Given request
Draw out every line with the word "true" from the listing below.

== Provided data ==

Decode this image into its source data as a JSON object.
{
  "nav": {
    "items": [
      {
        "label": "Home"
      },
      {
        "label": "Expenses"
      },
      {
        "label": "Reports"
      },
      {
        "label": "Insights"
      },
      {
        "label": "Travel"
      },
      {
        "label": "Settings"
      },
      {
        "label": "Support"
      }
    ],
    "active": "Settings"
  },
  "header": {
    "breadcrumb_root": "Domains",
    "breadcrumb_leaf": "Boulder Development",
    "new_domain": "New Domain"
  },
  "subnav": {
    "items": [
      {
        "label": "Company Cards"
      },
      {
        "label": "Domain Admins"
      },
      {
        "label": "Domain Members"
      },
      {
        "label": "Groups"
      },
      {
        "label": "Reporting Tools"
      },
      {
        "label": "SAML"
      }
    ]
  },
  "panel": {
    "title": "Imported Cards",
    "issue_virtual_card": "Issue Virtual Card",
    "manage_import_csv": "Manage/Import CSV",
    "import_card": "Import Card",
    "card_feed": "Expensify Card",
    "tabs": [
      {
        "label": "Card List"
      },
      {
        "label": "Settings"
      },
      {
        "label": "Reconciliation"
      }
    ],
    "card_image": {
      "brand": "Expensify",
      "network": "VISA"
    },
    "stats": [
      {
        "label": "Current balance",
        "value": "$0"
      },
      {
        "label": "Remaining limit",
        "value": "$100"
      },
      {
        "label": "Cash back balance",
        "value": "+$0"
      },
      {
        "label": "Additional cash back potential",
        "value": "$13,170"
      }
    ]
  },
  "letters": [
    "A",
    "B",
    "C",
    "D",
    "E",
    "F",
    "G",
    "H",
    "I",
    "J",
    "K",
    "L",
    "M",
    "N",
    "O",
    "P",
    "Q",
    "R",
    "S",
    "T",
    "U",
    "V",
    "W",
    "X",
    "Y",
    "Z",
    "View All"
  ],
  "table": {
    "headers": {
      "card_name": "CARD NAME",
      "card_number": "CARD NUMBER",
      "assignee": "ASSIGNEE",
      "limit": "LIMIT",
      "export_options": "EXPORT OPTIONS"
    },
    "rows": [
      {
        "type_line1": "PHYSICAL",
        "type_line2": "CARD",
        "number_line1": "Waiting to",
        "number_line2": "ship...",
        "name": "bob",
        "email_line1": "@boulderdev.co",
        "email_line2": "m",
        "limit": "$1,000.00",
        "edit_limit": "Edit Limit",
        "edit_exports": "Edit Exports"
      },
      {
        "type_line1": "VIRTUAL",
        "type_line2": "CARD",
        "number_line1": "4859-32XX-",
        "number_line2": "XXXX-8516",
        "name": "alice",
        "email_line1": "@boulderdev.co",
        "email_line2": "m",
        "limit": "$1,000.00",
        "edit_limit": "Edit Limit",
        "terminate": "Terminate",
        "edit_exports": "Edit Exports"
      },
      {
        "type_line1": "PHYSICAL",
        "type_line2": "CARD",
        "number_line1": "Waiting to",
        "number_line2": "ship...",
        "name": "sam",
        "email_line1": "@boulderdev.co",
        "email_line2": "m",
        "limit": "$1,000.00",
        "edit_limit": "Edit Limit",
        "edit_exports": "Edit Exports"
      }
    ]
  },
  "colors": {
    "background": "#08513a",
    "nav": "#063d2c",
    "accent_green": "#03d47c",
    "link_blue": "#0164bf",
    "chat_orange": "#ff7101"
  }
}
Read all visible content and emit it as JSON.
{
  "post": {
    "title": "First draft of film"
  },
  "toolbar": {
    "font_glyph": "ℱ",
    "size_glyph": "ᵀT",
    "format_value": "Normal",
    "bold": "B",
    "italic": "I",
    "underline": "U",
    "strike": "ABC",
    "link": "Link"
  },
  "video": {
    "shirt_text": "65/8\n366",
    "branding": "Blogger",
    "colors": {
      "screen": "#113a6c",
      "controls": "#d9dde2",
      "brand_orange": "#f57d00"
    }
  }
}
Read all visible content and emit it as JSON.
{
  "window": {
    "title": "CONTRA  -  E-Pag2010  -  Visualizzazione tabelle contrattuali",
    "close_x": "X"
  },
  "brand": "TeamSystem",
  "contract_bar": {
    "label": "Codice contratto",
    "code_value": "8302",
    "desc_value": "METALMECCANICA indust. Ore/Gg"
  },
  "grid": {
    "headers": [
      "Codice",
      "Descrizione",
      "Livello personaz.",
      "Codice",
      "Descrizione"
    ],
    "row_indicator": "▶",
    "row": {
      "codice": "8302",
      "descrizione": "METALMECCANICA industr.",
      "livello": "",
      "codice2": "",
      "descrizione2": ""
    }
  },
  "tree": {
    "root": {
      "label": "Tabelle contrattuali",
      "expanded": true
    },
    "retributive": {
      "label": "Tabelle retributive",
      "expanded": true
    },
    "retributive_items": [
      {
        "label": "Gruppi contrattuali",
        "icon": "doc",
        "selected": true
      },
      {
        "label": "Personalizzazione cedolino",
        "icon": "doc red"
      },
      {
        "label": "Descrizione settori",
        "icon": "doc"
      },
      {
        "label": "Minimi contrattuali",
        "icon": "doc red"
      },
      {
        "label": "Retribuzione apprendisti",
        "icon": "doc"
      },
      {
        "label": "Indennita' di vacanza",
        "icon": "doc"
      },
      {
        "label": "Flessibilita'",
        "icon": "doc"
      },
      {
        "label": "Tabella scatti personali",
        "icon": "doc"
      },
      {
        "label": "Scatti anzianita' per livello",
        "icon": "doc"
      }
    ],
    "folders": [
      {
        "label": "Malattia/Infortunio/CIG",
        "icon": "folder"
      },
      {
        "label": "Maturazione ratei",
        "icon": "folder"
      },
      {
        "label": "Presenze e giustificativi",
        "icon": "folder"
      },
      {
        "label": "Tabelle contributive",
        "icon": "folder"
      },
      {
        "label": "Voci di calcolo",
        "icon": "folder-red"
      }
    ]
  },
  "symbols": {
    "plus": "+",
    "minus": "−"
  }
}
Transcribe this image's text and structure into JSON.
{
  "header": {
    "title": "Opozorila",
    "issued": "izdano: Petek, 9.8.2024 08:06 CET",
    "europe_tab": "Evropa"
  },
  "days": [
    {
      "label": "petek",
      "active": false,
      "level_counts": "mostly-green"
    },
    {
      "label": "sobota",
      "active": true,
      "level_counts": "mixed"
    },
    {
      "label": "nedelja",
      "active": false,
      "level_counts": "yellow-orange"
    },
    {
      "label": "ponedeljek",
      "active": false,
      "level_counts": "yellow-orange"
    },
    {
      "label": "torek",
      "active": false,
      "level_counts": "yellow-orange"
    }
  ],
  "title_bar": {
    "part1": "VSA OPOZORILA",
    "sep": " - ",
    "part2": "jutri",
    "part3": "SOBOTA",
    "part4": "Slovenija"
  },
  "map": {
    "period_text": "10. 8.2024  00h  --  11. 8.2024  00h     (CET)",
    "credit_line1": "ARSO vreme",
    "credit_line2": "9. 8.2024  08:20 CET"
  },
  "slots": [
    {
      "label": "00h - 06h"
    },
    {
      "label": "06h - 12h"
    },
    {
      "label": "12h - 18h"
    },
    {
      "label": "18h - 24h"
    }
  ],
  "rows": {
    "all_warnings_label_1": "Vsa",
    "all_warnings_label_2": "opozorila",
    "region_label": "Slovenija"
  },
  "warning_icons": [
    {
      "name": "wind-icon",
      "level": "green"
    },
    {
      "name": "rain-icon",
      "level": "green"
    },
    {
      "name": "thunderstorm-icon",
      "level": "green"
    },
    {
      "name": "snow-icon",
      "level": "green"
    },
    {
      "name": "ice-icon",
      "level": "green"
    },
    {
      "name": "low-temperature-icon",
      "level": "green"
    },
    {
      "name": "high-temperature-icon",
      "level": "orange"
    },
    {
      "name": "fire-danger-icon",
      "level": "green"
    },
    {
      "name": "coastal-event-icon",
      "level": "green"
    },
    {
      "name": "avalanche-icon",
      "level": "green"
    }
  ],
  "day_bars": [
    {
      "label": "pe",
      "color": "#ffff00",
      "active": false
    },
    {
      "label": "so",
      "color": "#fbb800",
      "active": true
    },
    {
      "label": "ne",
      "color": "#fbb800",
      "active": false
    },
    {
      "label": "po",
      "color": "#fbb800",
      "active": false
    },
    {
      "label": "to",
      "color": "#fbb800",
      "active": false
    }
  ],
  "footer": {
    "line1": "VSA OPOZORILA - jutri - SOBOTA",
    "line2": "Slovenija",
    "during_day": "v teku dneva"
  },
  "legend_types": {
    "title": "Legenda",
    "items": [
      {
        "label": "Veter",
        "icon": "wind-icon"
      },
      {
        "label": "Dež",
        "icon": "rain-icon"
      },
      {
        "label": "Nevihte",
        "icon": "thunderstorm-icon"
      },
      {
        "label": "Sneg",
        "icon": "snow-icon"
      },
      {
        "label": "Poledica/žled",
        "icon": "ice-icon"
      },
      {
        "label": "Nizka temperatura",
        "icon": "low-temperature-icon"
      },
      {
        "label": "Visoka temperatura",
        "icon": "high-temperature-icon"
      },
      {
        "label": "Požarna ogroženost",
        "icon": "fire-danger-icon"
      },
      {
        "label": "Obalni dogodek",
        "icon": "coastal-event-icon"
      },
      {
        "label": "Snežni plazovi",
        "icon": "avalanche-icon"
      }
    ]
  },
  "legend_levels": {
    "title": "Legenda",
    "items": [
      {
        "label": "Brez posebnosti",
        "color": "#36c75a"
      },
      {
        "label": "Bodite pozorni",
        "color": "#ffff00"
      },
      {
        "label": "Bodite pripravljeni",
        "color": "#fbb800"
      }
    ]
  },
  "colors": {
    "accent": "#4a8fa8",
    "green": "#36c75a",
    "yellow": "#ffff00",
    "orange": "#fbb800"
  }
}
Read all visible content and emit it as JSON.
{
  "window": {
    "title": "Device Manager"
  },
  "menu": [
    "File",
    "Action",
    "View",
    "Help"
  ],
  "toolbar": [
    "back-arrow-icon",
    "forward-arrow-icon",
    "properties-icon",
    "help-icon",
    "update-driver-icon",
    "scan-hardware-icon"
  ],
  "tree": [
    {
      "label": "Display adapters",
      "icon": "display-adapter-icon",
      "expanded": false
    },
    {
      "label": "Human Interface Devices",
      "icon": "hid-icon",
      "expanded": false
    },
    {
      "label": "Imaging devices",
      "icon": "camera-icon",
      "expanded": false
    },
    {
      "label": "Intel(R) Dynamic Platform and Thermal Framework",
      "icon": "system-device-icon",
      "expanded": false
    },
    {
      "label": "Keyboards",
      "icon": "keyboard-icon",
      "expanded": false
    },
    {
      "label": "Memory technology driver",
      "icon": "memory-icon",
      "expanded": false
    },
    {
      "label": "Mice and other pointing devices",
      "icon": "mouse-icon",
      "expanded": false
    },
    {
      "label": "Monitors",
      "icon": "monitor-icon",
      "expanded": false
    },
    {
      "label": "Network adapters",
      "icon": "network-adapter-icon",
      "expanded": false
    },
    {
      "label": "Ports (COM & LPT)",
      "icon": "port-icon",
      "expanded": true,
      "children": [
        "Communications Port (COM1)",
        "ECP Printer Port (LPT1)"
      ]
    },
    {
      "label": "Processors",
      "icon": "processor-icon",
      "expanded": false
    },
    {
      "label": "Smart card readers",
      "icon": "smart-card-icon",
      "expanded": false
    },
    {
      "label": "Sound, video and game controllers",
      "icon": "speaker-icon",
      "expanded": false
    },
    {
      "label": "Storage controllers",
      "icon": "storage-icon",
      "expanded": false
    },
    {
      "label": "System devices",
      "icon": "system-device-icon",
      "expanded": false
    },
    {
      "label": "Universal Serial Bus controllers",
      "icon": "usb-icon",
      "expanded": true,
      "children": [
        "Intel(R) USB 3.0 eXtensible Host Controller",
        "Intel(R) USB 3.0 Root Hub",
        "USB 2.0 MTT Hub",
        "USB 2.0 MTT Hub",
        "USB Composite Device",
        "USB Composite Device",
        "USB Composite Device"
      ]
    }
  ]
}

===

Output of the task
      "expanded": true
      "expanded": true
        "selected": true
      "active": true,
      "active": true
      "expanded": true,
      "expanded": true,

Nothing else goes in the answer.